# EXTRAIT FOURNI
* * * *
Dans cet article nous explorons les différences entre le jeu en tournoi et en cash game, au-delà d'une simple différence de valeurs de jetons.
Investissement et retour attendu
L'une des plus grandes différences entre les tournois et les cash games (parties d'argent) est votre investissement par rapport à votre retour.
Les bad beats mis de côté, chaque joueur se voit garanti d'une durée de jeu significative dans un tournoi à bonne structure. Le gros ratio de jetons a comparé des blinds permet ainsi à chaque joueur de débuter sa partie "deep stack" (à tapis profond).
Le seul investissement monétaire fait dans un tournoi, est le buy-in (droit d'entrée) d'origine. Bad beats toujours mis à part, il vous sera garanti de voir un grand nombre de mains pour le prix de ce droit d'entrée.
Dans une partie d'argent, avec chaque jeton valant sa valeur faciale, le même investissement ne peut vous garantir autant de mains à jouer.
En définissant ainsi un montant maximum de "pertes", les tournois se trouvent très attractifs pour les joueurs les plus faibles, qui seront sans doute moins à l'aise avec la quantité d'argent qu'ils pourraient perdre en jouant en cash game. Et même pour les joueurs réguliers qui ne souhaitent pas investir une grosse somme d'argent en tant que bankroll.
C'est là l'une des raisons pour lesquelles un tournoi aura en général un niveau de jeu moyen plus faible que la plupart des parties d'argent.
* * * *
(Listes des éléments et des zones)
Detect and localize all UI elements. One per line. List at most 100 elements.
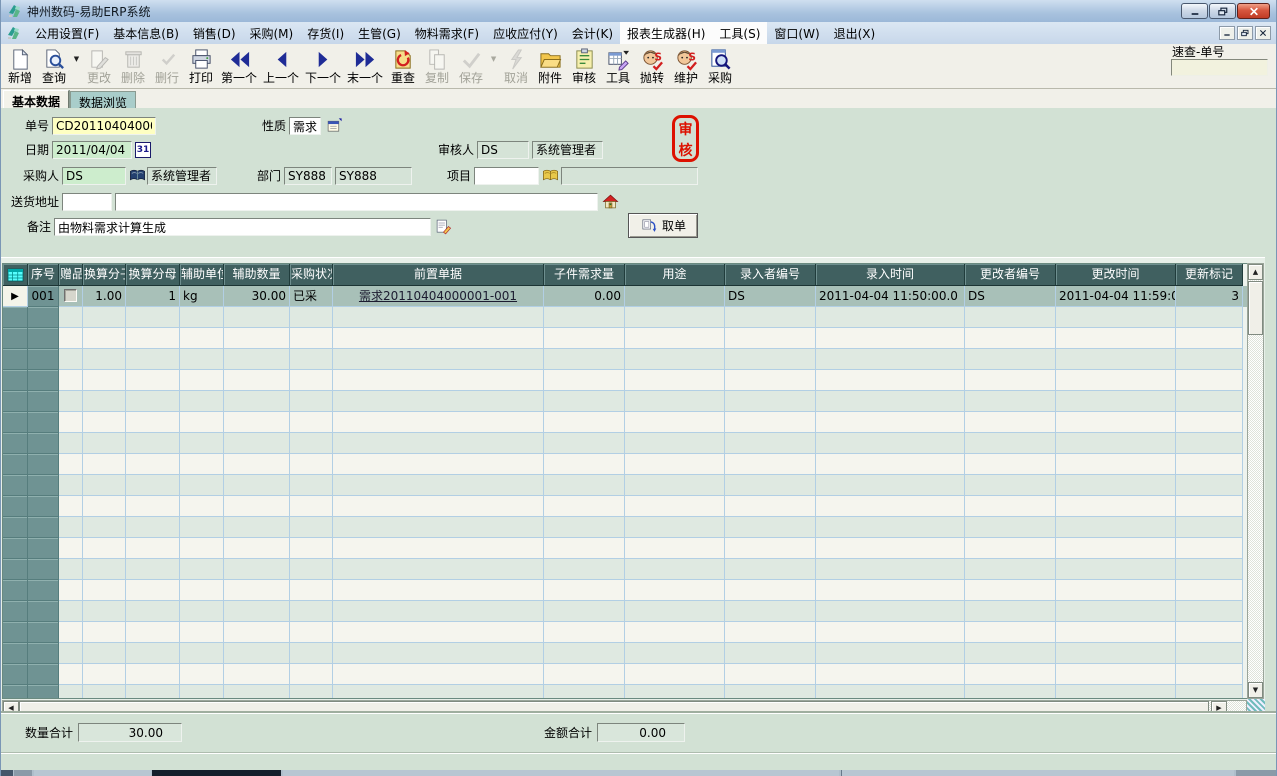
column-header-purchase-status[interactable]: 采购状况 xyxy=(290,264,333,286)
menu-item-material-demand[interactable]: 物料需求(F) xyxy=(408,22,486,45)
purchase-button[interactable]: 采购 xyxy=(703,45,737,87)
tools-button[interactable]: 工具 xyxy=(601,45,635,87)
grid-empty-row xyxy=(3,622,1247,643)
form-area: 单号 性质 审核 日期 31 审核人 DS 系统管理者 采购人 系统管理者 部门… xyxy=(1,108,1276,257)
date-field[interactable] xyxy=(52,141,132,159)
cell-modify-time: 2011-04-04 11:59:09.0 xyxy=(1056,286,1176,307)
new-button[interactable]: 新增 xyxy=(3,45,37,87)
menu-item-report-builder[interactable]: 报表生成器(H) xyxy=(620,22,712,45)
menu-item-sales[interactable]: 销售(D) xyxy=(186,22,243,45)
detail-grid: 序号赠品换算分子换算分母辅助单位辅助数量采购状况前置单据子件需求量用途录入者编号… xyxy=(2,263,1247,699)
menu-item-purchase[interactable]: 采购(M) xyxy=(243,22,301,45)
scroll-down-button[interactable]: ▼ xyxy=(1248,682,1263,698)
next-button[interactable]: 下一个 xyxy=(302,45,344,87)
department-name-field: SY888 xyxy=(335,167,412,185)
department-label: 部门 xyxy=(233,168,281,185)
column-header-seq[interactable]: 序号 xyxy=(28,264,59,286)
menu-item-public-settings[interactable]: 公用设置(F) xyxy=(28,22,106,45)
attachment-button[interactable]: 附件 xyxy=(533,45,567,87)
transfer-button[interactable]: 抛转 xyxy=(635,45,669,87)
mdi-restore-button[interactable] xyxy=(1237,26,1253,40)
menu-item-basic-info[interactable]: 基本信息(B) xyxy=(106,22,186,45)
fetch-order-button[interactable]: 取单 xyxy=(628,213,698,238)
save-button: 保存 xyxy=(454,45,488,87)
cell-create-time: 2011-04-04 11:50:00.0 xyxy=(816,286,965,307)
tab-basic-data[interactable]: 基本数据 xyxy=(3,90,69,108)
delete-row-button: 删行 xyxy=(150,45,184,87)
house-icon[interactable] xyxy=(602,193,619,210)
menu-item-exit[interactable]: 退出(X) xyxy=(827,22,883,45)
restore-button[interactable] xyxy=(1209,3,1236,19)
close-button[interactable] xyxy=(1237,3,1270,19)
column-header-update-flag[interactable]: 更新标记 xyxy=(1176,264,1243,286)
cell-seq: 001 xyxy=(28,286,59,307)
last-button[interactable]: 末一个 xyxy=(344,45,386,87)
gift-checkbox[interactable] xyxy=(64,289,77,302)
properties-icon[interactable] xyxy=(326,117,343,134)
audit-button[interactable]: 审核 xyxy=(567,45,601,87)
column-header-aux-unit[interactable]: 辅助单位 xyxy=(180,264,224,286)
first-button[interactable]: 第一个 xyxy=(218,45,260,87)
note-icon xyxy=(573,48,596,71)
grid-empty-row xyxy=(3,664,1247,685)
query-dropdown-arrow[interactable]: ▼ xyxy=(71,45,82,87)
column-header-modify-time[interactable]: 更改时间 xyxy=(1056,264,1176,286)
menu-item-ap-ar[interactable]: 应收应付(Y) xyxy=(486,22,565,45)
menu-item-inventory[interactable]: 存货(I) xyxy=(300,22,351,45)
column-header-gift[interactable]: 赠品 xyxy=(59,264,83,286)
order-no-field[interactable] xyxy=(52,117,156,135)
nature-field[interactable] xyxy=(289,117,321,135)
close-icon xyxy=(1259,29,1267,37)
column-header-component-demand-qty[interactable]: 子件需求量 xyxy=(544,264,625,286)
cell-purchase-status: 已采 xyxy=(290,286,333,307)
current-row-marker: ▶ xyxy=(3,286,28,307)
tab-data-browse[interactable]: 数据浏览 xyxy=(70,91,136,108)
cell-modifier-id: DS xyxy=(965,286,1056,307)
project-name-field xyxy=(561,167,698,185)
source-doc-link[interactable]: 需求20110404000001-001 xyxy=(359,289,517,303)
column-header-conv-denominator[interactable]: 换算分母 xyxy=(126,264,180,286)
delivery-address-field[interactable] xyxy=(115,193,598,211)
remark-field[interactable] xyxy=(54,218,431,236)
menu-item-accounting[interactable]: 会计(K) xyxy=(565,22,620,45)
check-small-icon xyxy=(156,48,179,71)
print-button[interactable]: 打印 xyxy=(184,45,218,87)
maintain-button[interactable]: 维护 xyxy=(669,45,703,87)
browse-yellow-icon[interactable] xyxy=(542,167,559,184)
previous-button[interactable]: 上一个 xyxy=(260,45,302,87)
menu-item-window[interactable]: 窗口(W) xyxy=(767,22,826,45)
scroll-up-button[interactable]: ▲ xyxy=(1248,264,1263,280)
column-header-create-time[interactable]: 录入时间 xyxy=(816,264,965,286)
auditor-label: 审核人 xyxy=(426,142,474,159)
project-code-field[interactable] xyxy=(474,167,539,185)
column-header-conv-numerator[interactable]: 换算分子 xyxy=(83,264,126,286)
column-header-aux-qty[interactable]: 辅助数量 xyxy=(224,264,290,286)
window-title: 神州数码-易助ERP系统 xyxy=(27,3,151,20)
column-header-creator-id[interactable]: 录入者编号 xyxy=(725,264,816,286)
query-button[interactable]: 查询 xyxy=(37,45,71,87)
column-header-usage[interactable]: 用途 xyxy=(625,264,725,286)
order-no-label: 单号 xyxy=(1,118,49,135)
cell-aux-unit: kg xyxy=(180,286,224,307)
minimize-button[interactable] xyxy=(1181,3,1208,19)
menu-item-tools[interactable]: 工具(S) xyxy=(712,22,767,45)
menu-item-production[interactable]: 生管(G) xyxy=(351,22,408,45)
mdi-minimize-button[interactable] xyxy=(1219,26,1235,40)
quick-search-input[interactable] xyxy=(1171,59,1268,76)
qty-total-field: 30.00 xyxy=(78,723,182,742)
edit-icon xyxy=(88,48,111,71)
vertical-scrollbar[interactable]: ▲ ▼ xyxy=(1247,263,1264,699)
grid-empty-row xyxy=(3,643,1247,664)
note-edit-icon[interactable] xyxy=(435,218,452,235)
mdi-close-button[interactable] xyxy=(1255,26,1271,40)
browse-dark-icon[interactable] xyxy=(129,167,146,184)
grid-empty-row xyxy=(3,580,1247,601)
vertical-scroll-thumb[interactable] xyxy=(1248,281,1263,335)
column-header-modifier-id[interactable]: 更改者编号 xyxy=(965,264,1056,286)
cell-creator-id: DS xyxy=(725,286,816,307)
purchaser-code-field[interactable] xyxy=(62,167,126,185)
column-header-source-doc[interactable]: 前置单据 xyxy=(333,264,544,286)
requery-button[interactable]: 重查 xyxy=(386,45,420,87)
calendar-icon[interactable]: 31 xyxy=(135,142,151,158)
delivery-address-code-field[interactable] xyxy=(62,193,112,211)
* * * *
# QUESTIONS ET CONSIGNES
(1) Dans le texte sur le poker en tournoi et en cash game, quel est le seul investissement monétaire fait dans un tournoi ?
(2) Reprenez le texte sur le poker en tournoi et en cash game après sa dernière phrase et poursuivez-le.

# RÉPONSES DANS L'ORDRE
(1) Le buy-in (droit d'entrée) d'origine.

(2)
Pour un buy-in de 100$ dans un grand tournoi, le vainqueur peut s'attendre à remporter jusque dans les 8000$, selon la taille du field (le nombre de participants) et la structure de paiement.
N'importe qui peut connaître une journée de veine, où tout marche comme sur des roulettes. Et sur l'une de ces journées, un joueur peut donc prétendre à aller gagner 80 fois son investissement d'origine, voire plus.
Dans une partie d'argent, vous pourrez vous estimer chanceux si au cours d'une même journée qui veut rigoler, vous repartez avec 20 fois votre investissement initial.
L'attrait de faire beaucoup d'argent et donc les tournois de poker est attractif surtout pour les "joueurs". Et plus important, pour ceux qui savent que leur niveau de jeu est plus bas que celui de la plupart des autres joueurs de la salle.
Pas la même bankroll selon lequel des deux jeux
En tant que joueur professionnel, ou de joueur qui se voudrait en être, vous devez toujours jouer dans les limites de votre bankroll. Jouer des tournois requiert un capital plus large que celui nécessaire pour jouer des parties d'argent.
Sur le court terme, les cash games ont plus de chances de fournir un rendement positif que les tournois pour un joueur professionnel. En contrepartie, la quantité d'argent réalisé sera toujours loin de la part remportée par le vainqueur d'un tournoi, pour le même montant de buy-in.
Un excellent joueur de tournoi peut espérer gagner quelque chose comme 1 tournoi sur 40 auxquels il participera (et bien sûr, plus les fields seront importants, plus ce ratio baissera).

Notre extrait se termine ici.